- _REQUIRED WORK_: Pull out all lines from the listing below in which the word "true" appears.

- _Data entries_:
——

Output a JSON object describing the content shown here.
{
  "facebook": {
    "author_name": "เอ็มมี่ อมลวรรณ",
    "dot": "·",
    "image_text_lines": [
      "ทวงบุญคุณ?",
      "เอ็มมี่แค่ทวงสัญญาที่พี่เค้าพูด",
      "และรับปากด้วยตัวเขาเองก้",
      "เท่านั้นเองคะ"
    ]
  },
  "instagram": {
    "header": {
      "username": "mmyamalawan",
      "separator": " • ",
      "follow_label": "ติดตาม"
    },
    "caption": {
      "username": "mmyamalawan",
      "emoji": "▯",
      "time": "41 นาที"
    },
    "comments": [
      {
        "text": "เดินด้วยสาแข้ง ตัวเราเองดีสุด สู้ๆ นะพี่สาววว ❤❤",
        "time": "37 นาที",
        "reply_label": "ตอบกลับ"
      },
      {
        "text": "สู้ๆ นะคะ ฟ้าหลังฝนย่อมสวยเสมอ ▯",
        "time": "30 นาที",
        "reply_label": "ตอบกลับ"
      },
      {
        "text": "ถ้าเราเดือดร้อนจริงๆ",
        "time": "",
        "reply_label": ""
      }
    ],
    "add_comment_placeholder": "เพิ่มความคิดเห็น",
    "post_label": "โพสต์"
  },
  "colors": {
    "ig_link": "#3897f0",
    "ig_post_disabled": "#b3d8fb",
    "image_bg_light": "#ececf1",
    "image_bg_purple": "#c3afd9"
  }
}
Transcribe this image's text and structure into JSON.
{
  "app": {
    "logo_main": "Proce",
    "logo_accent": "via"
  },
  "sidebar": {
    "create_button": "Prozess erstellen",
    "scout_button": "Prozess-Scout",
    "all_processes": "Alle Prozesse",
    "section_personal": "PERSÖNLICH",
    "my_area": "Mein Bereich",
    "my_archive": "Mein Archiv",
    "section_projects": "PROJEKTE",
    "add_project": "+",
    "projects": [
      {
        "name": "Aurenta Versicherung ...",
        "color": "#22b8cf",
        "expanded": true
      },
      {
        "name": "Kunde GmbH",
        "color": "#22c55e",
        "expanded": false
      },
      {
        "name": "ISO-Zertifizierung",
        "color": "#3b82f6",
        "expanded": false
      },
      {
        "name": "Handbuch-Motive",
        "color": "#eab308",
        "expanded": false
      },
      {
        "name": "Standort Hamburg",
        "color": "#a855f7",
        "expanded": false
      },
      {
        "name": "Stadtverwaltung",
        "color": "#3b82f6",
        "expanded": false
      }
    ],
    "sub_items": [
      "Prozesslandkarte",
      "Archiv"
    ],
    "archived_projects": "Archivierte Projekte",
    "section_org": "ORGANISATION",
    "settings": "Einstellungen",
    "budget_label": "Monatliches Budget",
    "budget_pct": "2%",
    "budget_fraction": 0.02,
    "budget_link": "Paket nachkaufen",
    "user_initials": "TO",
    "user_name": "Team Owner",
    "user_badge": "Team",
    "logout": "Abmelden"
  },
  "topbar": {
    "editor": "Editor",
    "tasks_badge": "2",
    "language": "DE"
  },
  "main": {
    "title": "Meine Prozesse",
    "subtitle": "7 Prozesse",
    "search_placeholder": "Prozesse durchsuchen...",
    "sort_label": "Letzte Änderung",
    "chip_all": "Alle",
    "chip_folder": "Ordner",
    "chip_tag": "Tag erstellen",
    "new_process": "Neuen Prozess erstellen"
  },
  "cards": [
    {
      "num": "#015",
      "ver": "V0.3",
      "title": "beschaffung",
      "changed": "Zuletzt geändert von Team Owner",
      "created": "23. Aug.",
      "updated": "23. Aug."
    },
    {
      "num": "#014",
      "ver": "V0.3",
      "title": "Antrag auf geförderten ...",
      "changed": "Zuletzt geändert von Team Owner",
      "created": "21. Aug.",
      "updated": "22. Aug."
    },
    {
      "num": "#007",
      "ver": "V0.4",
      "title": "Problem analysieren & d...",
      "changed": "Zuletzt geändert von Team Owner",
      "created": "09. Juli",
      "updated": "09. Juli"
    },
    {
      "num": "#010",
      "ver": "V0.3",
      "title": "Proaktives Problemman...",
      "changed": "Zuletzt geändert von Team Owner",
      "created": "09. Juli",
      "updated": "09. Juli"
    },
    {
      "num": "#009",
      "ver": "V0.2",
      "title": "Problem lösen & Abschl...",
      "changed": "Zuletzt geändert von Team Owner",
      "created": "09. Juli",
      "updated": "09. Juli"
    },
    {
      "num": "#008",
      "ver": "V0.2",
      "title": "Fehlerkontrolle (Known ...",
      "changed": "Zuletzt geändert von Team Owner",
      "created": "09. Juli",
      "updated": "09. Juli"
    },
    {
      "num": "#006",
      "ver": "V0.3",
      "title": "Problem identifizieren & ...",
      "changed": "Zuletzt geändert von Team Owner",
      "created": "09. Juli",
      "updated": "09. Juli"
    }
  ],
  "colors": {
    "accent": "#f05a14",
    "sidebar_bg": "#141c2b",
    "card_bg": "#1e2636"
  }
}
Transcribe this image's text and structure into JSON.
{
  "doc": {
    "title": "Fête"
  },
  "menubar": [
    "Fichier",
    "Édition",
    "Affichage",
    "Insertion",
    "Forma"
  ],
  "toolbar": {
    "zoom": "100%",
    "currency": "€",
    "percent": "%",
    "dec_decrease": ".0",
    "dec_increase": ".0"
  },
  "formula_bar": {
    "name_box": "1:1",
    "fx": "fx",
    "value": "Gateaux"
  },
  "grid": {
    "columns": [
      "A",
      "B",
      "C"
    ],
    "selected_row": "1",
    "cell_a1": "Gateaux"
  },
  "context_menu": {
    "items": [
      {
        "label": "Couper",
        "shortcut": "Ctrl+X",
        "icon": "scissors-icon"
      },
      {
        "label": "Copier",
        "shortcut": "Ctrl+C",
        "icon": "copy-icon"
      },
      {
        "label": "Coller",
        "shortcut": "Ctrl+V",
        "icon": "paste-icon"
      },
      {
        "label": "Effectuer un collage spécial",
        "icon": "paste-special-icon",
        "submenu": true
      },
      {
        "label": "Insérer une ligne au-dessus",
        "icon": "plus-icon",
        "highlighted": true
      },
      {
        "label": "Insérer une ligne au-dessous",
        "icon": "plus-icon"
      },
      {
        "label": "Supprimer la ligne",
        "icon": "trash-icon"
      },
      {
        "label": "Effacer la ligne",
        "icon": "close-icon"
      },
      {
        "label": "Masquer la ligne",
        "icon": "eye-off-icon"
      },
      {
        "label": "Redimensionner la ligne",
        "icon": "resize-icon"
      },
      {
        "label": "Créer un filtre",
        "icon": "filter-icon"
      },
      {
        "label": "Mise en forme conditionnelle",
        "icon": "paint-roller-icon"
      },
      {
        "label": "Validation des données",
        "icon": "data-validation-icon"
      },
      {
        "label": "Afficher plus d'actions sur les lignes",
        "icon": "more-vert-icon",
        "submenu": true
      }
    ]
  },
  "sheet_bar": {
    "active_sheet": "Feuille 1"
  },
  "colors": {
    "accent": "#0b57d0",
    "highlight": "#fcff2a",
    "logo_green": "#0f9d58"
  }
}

——

- _RESULT_:
        "expanded": true
        "submenu": true
        "highlighted": true
        "submenu": true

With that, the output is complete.